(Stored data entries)
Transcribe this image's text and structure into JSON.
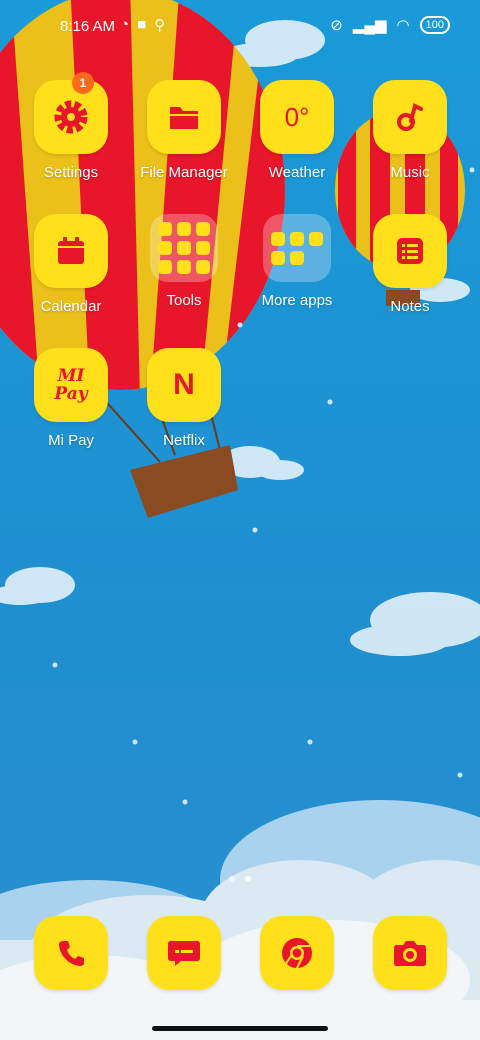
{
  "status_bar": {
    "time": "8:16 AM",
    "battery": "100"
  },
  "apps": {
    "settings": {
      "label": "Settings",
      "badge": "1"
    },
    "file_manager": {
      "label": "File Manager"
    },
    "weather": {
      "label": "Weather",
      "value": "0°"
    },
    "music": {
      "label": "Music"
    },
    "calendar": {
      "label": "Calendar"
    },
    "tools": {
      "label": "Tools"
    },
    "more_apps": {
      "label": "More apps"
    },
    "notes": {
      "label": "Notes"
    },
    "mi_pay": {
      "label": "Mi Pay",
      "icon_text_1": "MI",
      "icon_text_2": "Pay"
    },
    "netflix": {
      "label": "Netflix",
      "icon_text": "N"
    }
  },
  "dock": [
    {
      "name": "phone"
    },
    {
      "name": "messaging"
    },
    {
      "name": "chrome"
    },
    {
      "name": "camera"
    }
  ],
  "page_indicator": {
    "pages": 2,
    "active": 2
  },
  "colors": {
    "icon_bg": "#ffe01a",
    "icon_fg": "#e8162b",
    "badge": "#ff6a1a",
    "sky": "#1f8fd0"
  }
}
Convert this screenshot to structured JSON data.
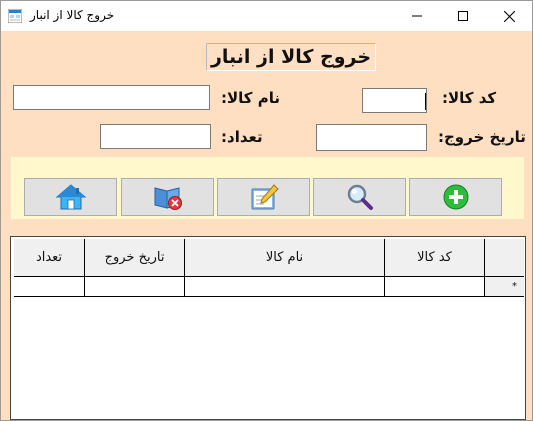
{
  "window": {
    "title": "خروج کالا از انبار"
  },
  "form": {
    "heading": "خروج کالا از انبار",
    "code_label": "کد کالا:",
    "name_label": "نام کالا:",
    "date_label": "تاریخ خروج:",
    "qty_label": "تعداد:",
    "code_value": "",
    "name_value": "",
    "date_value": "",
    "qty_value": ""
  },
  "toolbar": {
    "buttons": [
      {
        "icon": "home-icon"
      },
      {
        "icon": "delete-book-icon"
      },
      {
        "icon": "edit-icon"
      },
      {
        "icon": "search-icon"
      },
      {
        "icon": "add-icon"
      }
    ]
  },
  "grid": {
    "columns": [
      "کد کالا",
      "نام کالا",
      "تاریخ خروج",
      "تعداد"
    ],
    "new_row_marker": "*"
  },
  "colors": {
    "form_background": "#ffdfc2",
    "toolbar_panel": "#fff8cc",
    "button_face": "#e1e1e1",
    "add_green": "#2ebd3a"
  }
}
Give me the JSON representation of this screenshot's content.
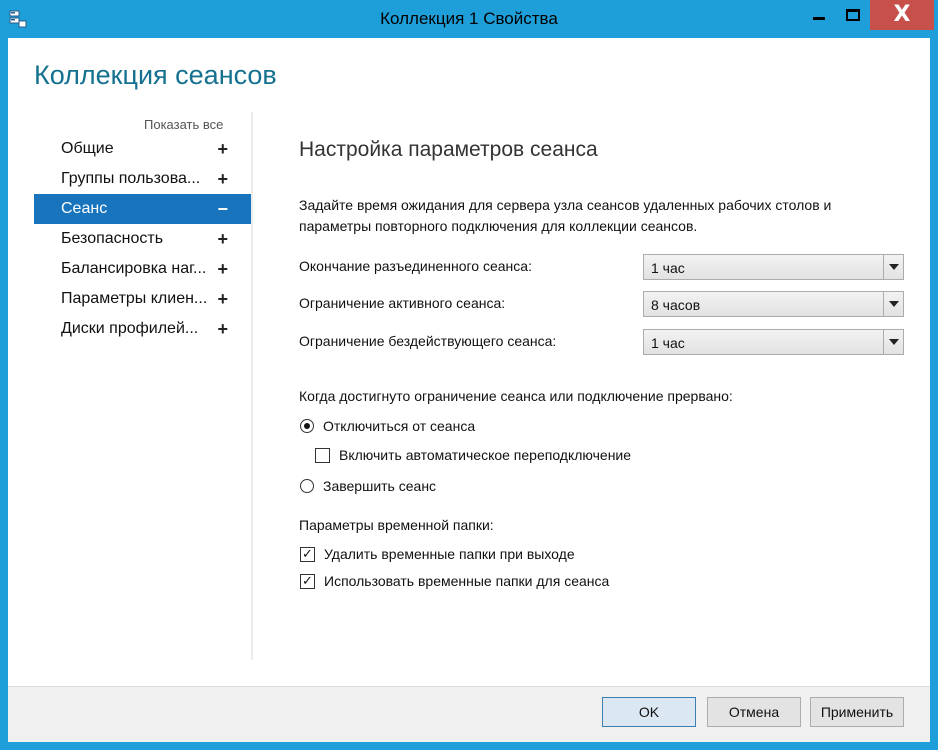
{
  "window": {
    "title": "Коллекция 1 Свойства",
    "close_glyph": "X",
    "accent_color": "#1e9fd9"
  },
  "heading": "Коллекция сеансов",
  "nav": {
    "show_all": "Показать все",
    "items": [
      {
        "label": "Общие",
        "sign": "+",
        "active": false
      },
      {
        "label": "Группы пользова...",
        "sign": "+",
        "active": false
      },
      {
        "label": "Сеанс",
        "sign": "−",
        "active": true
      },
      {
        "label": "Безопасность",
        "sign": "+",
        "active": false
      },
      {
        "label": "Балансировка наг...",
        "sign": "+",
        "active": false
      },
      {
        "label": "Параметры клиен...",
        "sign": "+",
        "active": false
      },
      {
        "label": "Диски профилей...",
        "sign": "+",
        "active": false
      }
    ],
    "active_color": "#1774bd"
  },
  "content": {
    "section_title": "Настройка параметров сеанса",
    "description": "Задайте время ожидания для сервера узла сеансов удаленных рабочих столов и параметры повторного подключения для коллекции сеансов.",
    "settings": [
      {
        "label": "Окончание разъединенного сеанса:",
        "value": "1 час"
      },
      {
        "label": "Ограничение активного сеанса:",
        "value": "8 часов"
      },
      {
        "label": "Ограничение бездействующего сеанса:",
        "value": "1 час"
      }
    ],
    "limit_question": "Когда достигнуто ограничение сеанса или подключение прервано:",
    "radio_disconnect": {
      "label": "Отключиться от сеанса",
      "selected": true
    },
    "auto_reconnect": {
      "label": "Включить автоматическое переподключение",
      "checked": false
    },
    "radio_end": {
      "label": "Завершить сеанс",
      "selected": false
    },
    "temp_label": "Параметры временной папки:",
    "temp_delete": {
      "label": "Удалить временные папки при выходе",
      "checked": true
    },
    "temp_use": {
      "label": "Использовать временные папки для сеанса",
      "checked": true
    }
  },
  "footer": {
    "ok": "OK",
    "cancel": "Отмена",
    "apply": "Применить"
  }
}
--
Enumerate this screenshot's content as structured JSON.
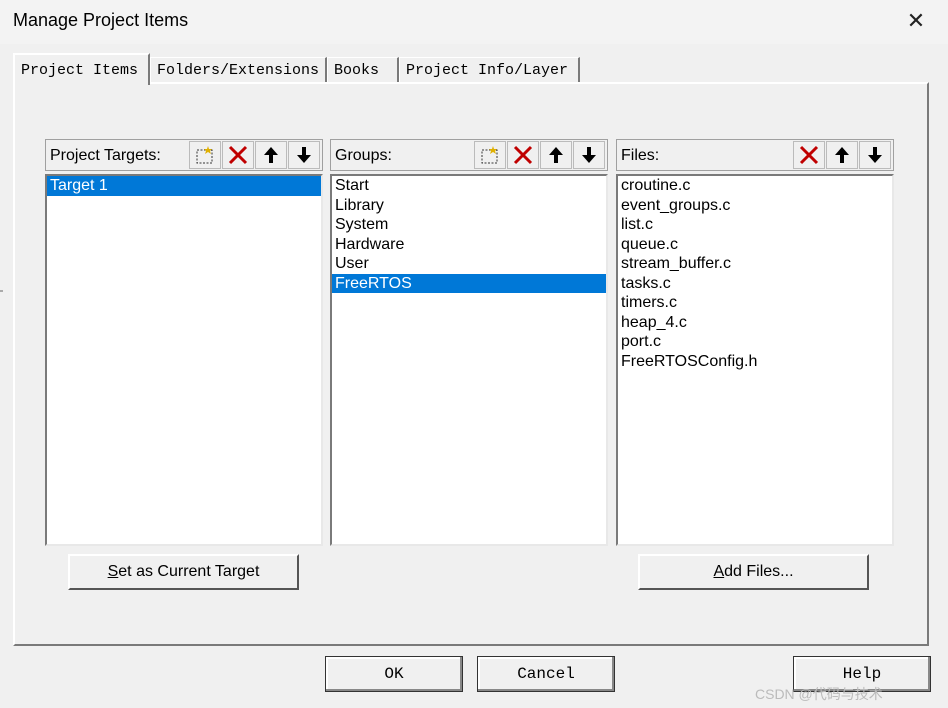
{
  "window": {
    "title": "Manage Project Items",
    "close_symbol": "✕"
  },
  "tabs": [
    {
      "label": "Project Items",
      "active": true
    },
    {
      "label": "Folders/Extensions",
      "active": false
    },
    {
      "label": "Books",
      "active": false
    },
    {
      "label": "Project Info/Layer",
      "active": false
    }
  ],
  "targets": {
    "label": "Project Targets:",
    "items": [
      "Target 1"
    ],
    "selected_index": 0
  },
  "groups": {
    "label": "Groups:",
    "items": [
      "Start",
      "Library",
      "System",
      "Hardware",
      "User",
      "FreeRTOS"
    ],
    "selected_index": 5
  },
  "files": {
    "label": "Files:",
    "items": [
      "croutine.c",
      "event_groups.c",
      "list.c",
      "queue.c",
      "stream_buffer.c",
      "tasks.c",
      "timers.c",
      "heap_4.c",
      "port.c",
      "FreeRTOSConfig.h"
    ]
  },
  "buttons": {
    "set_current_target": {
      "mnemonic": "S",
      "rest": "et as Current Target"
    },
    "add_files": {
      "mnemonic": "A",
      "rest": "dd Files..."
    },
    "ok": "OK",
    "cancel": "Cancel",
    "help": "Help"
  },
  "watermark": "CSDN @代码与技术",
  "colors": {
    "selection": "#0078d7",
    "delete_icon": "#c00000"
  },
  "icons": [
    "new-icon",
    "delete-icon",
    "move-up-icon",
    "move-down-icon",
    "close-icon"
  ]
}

• _Challenge_:
State the number of lines that contain the string "true", with no other words.

• _Task result_:
5